• Dataset records
** Start **
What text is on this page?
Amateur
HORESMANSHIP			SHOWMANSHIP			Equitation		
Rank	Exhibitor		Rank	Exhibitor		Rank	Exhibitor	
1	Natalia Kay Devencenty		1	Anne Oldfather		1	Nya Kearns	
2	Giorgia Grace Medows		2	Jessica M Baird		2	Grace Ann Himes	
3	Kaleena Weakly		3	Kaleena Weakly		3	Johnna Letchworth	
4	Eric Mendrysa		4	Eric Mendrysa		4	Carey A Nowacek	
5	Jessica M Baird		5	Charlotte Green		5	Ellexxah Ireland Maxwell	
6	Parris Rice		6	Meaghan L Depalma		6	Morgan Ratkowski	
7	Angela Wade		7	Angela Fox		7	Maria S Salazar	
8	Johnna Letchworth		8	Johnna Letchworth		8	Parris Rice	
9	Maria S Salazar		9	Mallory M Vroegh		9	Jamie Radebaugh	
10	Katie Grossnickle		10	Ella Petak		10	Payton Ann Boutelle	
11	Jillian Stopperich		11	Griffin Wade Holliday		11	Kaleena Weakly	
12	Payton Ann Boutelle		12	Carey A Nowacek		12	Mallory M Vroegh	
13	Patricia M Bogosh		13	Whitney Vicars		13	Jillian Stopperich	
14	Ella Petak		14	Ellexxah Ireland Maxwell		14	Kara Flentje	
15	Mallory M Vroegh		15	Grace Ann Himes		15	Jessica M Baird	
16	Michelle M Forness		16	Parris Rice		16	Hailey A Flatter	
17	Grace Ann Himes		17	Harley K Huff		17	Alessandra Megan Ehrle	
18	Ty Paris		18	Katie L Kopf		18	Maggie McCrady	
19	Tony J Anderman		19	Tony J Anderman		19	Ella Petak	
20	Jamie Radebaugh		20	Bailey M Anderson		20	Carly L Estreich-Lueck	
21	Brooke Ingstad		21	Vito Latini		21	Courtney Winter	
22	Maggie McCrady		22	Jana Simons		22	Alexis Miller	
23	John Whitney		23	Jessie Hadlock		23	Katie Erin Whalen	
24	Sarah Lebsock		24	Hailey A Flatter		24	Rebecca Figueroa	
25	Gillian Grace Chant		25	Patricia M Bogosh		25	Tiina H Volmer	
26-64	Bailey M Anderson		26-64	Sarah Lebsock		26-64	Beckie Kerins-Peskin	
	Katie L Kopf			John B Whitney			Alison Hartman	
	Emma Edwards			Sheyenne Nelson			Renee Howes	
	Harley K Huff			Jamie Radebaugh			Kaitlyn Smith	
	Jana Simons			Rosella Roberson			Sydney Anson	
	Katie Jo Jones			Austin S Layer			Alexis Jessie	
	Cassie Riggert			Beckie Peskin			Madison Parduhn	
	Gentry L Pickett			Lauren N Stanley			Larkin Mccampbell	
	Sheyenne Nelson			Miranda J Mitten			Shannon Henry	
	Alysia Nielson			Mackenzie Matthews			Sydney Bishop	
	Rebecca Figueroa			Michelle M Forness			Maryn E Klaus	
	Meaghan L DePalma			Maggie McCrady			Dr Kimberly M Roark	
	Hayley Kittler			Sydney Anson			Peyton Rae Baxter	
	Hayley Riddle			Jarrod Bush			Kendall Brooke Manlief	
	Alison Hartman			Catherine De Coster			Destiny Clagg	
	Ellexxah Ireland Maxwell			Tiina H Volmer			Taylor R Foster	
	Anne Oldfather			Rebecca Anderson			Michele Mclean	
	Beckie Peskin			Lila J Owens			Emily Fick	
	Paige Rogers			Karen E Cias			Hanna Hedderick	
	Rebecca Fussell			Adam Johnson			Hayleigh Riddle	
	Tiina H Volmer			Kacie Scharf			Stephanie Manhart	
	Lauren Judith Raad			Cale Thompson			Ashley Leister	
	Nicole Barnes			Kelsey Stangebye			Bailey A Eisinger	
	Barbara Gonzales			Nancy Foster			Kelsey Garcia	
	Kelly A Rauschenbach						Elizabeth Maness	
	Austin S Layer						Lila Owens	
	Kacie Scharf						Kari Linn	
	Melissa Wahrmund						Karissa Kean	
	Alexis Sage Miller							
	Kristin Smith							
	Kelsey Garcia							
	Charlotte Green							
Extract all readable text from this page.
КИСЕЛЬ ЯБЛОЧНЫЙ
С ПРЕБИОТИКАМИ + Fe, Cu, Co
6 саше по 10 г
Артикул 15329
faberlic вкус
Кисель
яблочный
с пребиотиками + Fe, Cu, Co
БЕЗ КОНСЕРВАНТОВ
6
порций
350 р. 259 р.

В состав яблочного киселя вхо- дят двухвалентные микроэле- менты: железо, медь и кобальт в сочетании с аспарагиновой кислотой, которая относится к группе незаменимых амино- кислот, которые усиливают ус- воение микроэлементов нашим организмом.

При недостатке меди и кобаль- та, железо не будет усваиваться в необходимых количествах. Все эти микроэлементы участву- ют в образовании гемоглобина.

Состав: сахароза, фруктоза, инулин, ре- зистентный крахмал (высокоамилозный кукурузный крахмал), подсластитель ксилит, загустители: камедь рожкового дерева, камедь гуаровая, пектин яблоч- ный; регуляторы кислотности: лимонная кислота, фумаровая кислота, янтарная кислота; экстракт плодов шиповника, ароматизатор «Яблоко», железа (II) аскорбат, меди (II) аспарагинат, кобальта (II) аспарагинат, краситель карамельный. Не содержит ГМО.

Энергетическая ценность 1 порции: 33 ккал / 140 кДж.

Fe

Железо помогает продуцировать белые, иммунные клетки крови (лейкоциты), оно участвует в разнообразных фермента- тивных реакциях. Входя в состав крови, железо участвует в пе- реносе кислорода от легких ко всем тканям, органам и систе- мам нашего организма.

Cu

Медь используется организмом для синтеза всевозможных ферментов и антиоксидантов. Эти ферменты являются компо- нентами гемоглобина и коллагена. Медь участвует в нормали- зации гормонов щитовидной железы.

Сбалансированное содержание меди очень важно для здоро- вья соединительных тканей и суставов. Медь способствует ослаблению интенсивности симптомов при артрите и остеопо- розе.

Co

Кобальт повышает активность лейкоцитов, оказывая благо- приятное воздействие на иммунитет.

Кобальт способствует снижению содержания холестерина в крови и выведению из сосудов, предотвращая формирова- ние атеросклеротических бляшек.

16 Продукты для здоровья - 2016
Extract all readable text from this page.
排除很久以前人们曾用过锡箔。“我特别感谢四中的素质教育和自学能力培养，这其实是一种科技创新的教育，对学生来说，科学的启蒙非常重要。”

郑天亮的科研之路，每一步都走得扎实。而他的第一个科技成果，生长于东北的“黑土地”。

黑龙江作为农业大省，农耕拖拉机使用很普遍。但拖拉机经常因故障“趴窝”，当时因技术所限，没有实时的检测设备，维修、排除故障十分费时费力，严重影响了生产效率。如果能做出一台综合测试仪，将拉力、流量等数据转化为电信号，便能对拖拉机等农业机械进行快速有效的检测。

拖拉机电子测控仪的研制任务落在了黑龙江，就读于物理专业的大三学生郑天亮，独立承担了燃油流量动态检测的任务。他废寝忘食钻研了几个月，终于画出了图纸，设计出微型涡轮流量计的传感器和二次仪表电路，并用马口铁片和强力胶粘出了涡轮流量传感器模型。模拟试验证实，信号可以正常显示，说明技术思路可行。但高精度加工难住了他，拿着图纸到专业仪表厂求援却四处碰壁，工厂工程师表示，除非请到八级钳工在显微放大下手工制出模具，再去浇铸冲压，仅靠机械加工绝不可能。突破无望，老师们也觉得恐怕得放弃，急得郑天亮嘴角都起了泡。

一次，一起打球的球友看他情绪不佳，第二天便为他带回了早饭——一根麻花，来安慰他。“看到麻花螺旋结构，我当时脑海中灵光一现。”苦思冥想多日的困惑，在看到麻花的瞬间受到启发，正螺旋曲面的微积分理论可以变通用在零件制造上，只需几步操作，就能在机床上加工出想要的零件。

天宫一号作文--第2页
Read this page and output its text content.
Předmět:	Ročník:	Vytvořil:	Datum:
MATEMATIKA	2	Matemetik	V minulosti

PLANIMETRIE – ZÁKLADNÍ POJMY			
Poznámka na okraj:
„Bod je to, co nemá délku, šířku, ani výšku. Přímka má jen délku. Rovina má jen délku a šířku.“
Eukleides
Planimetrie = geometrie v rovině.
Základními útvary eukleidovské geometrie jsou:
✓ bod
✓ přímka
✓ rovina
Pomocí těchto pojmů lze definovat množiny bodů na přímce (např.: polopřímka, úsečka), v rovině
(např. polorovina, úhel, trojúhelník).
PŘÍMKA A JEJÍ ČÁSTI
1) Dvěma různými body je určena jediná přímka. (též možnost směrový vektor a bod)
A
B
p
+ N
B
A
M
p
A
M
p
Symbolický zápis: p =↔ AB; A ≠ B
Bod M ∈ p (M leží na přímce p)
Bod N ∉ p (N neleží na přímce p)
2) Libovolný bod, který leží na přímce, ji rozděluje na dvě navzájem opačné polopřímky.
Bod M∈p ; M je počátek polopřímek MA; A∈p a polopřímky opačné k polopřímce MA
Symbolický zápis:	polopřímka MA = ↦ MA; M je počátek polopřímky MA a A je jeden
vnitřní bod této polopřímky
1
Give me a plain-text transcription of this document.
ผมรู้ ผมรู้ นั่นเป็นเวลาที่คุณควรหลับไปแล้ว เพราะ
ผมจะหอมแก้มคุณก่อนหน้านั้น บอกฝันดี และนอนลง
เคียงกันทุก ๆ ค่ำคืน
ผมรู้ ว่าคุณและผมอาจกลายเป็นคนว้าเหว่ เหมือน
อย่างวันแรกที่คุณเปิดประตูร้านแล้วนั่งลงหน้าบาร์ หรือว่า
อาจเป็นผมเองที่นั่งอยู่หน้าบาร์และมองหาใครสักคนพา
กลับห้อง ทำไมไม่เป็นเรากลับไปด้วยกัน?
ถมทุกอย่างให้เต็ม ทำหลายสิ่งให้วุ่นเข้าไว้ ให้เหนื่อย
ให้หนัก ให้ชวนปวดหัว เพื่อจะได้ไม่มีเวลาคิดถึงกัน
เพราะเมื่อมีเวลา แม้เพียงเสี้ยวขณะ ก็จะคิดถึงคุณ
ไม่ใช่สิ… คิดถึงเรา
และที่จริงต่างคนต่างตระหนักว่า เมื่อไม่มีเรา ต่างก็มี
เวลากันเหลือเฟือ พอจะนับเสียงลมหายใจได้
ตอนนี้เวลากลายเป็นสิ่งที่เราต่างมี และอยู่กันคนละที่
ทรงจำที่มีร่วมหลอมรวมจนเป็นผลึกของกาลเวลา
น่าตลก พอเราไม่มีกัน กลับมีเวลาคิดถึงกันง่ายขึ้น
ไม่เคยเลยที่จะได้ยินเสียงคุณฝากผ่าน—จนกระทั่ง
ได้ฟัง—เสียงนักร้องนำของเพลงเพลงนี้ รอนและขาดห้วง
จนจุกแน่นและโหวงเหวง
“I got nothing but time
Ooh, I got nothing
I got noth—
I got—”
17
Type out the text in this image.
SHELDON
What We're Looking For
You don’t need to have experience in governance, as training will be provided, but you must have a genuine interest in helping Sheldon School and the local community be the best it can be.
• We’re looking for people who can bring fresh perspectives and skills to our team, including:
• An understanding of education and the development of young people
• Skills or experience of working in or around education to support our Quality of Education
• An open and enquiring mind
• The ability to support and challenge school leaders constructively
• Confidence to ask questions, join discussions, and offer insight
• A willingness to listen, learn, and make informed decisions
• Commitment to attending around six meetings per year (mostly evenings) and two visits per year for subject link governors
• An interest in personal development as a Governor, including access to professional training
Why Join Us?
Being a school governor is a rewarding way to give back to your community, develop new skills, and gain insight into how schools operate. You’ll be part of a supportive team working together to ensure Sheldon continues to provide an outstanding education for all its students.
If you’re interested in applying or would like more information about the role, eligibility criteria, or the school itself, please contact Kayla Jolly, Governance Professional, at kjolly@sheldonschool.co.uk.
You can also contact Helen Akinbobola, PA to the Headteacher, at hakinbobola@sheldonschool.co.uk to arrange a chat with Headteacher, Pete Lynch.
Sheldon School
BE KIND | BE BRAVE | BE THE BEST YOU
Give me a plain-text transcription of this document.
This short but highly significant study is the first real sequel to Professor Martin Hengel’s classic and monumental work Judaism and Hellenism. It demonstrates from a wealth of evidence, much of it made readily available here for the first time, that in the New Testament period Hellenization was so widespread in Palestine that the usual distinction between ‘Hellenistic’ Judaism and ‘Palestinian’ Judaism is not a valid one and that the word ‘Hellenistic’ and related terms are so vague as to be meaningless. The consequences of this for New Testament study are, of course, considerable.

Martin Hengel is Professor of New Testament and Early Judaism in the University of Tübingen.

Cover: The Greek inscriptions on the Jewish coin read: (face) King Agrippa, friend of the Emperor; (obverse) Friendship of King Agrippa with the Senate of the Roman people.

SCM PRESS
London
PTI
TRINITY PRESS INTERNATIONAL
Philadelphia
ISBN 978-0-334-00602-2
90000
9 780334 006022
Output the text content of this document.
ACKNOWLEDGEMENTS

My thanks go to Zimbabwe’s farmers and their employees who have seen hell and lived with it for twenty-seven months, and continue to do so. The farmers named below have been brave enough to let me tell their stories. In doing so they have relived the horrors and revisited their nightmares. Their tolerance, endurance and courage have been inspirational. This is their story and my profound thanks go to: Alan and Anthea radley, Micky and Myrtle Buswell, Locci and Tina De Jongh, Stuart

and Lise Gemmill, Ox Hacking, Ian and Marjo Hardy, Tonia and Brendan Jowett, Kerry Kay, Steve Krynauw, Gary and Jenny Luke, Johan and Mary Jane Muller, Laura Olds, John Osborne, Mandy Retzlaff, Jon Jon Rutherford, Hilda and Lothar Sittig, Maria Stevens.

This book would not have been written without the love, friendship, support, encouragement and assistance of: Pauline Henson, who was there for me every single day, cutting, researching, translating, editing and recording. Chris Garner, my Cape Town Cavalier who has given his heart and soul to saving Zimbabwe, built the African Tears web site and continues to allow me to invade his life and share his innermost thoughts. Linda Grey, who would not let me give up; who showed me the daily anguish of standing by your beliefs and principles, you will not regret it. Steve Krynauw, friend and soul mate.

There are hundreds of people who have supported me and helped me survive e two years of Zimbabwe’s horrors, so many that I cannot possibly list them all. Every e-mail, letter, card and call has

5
** End **
• Short problem
Work out the number of lines in this listing that include the word "Maria". Reply with that number only.

• The result
3